Exercise description
How many lines in the records below contain the word "milliers"? Give only the number.

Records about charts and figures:
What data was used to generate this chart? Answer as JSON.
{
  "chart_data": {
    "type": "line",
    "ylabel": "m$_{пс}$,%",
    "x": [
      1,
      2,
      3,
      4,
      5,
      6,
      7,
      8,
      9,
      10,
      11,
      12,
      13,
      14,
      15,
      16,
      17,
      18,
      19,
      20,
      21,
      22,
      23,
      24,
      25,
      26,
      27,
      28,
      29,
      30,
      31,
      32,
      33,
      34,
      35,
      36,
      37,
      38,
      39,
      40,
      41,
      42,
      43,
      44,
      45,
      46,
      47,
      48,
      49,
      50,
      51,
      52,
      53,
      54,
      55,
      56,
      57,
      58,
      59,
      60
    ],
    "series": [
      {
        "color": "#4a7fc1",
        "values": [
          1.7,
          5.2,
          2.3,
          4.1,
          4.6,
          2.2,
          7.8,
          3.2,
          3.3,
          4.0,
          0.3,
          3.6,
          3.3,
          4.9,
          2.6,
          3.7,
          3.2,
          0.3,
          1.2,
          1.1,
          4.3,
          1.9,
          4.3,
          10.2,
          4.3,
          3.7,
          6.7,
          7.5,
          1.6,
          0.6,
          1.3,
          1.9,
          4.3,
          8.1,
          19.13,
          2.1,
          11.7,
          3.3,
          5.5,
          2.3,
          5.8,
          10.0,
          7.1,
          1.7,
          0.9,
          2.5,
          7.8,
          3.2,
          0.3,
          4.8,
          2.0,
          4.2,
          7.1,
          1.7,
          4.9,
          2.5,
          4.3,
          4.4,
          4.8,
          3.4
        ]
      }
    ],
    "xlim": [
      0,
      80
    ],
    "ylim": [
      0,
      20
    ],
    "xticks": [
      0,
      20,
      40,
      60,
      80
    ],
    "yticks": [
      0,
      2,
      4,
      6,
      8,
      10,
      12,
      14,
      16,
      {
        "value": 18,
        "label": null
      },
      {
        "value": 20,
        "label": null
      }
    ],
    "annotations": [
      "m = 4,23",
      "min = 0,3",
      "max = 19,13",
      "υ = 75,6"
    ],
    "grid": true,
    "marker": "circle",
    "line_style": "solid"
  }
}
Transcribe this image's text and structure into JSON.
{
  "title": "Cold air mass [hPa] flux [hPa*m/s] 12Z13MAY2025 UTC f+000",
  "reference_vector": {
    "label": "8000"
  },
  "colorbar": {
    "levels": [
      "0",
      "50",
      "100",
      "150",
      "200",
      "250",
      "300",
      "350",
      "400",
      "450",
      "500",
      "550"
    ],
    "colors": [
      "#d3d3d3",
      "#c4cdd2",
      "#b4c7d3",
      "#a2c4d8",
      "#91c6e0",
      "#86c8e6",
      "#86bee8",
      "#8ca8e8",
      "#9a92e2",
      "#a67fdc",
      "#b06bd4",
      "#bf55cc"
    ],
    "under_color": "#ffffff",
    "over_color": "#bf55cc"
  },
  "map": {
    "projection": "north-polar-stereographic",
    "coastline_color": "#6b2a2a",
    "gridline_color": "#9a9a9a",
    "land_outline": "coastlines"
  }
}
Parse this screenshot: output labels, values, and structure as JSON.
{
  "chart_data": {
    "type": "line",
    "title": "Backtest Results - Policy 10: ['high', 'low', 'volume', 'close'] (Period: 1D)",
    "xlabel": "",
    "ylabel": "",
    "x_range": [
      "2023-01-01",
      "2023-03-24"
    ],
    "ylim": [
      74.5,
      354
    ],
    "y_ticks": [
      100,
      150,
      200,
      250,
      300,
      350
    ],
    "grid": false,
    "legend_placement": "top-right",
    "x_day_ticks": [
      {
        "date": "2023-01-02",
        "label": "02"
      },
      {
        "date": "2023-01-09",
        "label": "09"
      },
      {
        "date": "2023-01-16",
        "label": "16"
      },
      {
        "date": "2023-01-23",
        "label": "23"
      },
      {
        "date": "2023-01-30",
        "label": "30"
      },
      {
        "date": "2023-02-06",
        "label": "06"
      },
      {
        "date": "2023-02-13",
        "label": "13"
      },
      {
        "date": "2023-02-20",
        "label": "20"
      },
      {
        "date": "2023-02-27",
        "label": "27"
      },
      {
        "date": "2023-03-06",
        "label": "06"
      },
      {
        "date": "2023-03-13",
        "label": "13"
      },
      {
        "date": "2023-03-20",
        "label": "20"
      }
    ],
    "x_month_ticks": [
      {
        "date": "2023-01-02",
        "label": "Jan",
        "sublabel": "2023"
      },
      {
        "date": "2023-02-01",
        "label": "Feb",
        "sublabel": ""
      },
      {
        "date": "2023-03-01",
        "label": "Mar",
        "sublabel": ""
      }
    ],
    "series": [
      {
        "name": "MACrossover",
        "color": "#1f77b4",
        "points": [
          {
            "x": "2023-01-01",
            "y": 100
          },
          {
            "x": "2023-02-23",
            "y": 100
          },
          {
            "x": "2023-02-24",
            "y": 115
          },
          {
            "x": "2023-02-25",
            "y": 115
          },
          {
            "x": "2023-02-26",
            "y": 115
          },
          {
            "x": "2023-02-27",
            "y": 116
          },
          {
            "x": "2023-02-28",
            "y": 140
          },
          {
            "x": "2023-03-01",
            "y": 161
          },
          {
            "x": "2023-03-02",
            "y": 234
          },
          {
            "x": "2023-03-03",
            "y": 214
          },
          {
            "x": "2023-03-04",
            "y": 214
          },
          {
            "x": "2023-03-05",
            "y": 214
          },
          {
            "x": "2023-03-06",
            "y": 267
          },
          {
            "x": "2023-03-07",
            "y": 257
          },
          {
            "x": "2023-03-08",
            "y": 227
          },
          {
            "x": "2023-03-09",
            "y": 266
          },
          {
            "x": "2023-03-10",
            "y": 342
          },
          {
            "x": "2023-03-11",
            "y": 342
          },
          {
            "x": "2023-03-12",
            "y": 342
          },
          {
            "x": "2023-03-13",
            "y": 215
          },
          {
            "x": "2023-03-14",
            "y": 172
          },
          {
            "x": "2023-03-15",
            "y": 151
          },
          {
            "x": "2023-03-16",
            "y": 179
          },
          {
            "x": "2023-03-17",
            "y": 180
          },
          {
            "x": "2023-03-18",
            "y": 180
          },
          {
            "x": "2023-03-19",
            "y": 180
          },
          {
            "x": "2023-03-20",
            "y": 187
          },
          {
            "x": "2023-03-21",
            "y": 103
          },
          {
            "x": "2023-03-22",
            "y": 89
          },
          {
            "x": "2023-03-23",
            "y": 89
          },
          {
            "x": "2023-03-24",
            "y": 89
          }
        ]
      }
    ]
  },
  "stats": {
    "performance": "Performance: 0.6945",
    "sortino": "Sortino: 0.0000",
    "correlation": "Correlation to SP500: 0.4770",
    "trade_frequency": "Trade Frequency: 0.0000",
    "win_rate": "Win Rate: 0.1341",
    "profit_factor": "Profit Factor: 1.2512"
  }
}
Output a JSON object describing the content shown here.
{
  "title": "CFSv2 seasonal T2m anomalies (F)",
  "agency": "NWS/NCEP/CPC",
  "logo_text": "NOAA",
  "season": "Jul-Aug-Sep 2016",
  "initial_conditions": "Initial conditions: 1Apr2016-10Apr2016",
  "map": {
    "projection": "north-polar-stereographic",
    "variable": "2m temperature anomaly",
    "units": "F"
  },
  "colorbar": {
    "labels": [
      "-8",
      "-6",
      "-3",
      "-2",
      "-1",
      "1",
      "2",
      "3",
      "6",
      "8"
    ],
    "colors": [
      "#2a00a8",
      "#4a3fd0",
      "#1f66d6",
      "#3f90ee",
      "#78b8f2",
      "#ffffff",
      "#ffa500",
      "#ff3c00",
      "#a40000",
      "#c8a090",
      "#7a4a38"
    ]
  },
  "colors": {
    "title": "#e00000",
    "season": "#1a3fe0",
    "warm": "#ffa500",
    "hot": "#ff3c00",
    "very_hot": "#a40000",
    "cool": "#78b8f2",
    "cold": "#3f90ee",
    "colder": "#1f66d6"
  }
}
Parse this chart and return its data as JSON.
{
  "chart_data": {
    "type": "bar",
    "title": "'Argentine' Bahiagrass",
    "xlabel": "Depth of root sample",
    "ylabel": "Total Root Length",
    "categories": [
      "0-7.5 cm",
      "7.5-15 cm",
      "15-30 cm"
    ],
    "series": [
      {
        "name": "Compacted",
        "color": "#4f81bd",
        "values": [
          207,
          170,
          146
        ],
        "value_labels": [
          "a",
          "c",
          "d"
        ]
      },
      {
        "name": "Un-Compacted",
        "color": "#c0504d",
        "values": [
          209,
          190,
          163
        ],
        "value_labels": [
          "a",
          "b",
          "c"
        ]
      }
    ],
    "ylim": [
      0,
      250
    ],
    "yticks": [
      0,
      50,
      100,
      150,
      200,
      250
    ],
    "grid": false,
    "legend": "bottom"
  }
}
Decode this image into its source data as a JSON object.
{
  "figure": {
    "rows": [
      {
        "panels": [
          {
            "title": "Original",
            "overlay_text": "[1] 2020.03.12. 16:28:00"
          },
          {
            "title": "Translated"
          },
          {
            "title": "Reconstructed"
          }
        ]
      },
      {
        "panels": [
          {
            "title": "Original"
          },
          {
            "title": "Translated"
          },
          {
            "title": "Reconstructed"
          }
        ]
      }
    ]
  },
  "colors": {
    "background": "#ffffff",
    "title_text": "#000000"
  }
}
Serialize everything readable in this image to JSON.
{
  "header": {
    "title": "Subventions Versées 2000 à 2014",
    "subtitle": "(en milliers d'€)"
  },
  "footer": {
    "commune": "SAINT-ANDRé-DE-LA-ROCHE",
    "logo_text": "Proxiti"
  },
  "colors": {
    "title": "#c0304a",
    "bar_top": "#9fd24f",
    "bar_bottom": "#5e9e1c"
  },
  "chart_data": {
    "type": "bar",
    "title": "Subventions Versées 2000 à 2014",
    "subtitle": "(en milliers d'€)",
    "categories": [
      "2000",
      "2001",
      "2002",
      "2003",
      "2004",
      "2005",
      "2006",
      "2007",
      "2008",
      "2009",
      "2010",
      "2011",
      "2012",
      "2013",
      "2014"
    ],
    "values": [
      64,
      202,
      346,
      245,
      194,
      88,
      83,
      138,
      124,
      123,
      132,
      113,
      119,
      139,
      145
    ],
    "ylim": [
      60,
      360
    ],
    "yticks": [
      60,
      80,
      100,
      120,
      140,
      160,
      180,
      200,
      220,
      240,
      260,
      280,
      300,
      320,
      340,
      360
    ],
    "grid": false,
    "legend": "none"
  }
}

Answer to this exercise
2